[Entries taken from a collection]
- - - -

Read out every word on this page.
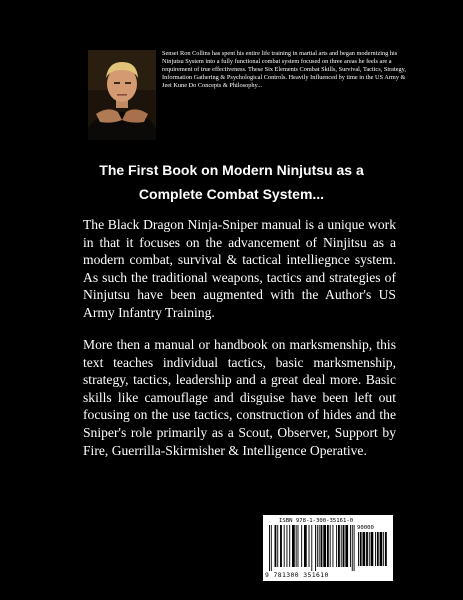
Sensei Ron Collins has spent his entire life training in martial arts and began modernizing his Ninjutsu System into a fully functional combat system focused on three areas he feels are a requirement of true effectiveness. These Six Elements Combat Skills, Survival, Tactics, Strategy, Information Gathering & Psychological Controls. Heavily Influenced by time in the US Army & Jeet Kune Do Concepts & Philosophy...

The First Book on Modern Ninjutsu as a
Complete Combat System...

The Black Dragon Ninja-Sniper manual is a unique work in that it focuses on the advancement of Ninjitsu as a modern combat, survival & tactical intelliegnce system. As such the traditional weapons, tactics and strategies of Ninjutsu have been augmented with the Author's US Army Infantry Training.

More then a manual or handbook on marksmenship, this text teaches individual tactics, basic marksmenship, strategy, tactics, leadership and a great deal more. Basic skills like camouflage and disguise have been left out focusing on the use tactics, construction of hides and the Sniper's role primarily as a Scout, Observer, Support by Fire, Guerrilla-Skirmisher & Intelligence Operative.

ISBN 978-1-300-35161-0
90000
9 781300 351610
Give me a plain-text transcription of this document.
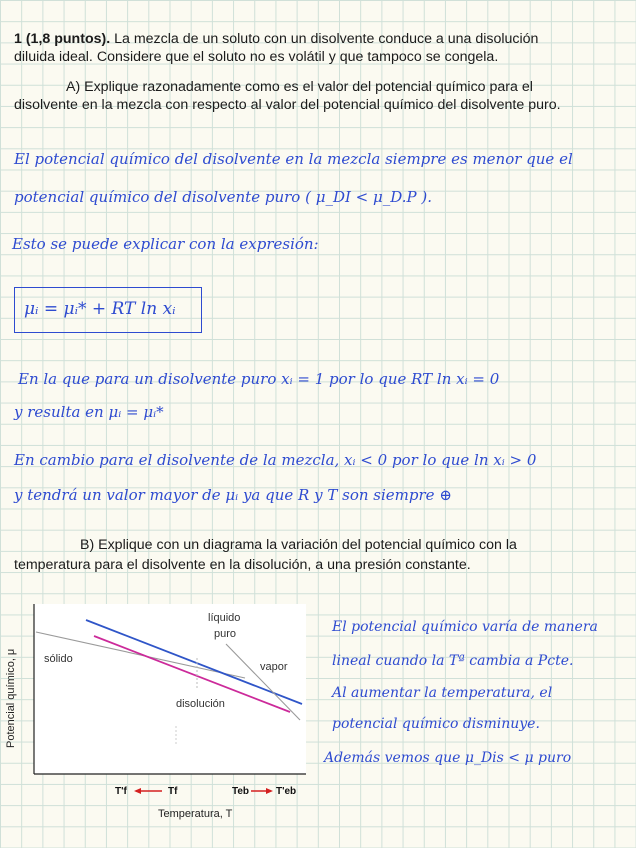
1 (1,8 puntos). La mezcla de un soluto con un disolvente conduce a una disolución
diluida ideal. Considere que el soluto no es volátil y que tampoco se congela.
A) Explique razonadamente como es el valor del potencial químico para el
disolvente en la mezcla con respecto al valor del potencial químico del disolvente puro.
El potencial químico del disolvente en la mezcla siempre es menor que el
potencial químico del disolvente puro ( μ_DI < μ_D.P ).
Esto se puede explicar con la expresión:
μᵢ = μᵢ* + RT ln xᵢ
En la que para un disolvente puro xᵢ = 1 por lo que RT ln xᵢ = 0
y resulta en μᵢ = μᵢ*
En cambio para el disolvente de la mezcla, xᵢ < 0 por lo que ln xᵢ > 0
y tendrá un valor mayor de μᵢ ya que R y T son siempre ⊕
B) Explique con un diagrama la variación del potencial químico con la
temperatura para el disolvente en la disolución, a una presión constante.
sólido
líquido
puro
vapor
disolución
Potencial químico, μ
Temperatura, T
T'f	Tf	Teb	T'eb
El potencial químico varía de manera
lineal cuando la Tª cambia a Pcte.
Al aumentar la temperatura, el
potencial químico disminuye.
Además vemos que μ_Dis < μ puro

- - - -

- [EXERCISE OBJECTIVE] Make an exact copy of the data, leaving its pictures out.

- [SOLUTION FOR THIS PROBLEM]
Read out every word on this page.
Sensei Ron Collins has spent his entire life training in martial arts and began modernizing his Ninjutsu System into a fully functional combat system focused on three areas he feels are a requirement of true effectiveness. These Six Elements Combat Skills, Survival, Tactics, Strategy, Information Gathering & Psychological Controls. Heavily Influenced by time in the US Army & Jeet Kune Do Concepts & Philosophy...

The First Book on Modern Ninjutsu as a
Complete Combat System...

The Black Dragon Ninja-Sniper manual is a unique work in that it focuses on the advancement of Ninjitsu as a modern combat, survival & tactical intelliegnce system. As such the traditional weapons, tactics and strategies of Ninjutsu have been augmented with the Author's US Army Infantry Training.

More then a manual or handbook on marksmenship, this text teaches individual tactics, basic marksmenship, strategy, tactics, leadership and a great deal more. Basic skills like camouflage and disguise have been left out focusing on the use tactics, construction of hides and the Sniper's role primarily as a Scout, Observer, Support by Fire, Guerrilla-Skirmisher & Intelligence Operative.

ISBN 978-1-300-35161-0
90000
9 781300 351610
Give me a plain-text transcription of this document.
1 (1,8 puntos). La mezcla de un soluto con un disolvente conduce a una disolución
diluida ideal. Considere que el soluto no es volátil y que tampoco se congela.
A) Explique razonadamente como es el valor del potencial químico para el
disolvente en la mezcla con respecto al valor del potencial químico del disolvente puro.
El potencial químico del disolvente en la mezcla siempre es menor que el
potencial químico del disolvente puro ( μ_DI < μ_D.P ).
Esto se puede explicar con la expresión:
μᵢ = μᵢ* + RT ln xᵢ
En la que para un disolvente puro xᵢ = 1 por lo que RT ln xᵢ = 0
y resulta en μᵢ = μᵢ*
En cambio para el disolvente de la mezcla, xᵢ < 0 por lo que ln xᵢ > 0
y tendrá un valor mayor de μᵢ ya que R y T son siempre ⊕
B) Explique con un diagrama la variación del potencial químico con la
temperatura para el disolvente en la disolución, a una presión constante.
sólido
líquido
puro
vapor
disolución
Potencial químico, μ
Temperatura, T
T'f	Tf	Teb	T'eb
El potencial químico varía de manera
lineal cuando la Tª cambia a Pcte.
Al aumentar la temperatura, el
potencial químico disminuye.
Además vemos que μ_Dis < μ puro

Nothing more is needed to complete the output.